> [Your task]: Identify every line in the records below that contains the string "SUMITON", and copy each of those lines.

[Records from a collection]
___

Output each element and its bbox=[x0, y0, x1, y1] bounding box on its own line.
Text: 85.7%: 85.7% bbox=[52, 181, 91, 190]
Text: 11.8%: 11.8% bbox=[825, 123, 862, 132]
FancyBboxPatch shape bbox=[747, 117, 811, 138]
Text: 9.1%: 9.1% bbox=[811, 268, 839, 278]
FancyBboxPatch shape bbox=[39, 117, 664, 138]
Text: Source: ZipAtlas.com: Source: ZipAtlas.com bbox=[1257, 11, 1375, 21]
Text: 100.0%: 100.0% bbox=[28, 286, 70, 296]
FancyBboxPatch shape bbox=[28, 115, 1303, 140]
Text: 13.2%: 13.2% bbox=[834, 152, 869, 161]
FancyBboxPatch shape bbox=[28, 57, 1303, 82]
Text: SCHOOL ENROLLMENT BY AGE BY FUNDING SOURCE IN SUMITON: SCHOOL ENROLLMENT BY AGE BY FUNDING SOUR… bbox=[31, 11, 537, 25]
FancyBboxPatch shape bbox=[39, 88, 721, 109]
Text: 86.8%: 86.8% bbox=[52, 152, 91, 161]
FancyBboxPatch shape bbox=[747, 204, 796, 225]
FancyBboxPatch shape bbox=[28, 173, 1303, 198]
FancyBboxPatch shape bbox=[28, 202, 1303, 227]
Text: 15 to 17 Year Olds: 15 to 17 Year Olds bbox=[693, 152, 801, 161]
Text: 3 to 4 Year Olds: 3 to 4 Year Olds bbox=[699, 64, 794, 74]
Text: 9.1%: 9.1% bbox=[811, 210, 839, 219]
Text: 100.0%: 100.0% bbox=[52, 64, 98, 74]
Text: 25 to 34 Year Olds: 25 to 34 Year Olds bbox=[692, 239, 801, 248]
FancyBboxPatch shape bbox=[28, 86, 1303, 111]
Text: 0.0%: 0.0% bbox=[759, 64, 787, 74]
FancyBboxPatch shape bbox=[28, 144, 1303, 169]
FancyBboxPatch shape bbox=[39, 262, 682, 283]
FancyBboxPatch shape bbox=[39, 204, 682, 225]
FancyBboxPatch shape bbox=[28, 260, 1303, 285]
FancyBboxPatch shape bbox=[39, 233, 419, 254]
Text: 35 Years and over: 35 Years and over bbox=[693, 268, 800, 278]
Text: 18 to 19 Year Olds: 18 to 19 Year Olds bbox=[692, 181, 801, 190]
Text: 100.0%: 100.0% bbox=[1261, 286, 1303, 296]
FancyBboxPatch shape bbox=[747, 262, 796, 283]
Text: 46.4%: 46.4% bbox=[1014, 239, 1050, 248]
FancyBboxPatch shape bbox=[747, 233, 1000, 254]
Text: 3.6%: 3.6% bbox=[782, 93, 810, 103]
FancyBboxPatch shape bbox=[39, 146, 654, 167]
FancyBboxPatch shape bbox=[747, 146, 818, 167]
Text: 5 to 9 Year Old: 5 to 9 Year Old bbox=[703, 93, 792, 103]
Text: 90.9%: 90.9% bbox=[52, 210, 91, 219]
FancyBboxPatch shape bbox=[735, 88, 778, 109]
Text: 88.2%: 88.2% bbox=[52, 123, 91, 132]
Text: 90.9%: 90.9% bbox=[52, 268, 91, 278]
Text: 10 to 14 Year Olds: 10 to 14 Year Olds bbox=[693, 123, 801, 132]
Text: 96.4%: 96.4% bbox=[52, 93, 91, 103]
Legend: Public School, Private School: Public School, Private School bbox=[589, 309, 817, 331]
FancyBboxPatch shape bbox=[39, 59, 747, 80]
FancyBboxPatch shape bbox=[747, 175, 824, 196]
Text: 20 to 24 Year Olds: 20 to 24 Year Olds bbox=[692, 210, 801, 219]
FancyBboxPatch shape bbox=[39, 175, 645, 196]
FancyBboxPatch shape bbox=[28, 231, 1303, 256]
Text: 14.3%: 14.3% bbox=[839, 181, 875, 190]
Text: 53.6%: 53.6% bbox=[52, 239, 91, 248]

___

> [Reply]:
Text: SCHOOL ENROLLMENT BY AGE BY FUNDING SOURCE IN SUMITON: SCHOOL ENROLLMENT BY AGE BY FUNDING SOUR… bbox=[31, 11, 537, 25]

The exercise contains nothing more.